Exercise details:
Retype the records that come next, word for word.

Listed entries:

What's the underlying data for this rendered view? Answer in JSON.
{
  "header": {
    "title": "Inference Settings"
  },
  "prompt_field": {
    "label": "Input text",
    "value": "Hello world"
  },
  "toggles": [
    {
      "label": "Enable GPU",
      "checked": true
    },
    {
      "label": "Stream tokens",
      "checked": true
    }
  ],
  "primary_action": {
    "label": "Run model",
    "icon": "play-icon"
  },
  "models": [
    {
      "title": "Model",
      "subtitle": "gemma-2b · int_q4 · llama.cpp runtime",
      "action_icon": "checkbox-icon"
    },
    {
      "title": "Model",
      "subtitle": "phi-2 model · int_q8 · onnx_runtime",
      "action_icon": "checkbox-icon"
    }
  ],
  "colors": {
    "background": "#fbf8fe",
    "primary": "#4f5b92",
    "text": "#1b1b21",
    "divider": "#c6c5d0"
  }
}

Correct output:
What's the underlying data for this rendered view? Answer in JSON.
{
  "header": {
    "title": "Inference Settings"
  },
  "prompt_field": {
    "label": "Input text",
    "value": "Hello world"
  },
  "toggles": [
    {
      "label": "Enable GPU",
      "checked": true
    },
    {
      "label": "Stream tokens",
      "checked": true
    }
  ],
  "primary_action": {
    "label": "Run model",
    "icon": "play-icon"
  },
  "models": [
    {
      "title": "Model",
      "subtitle": "gemma-2b · int_q4 · llama.cpp runtime",
      "action_icon": "checkbox-icon"
    },
    {
      "title": "Model",
      "subtitle": "phi-2 model · int_q8 · onnx_runtime",
      "action_icon": "checkbox-icon"
    }
  ],
  "colors": {
    "background": "#fbf8fe",
    "primary": "#4f5b92",
    "text": "#1b1b21",
    "divider": "#c6c5d0"
  }
}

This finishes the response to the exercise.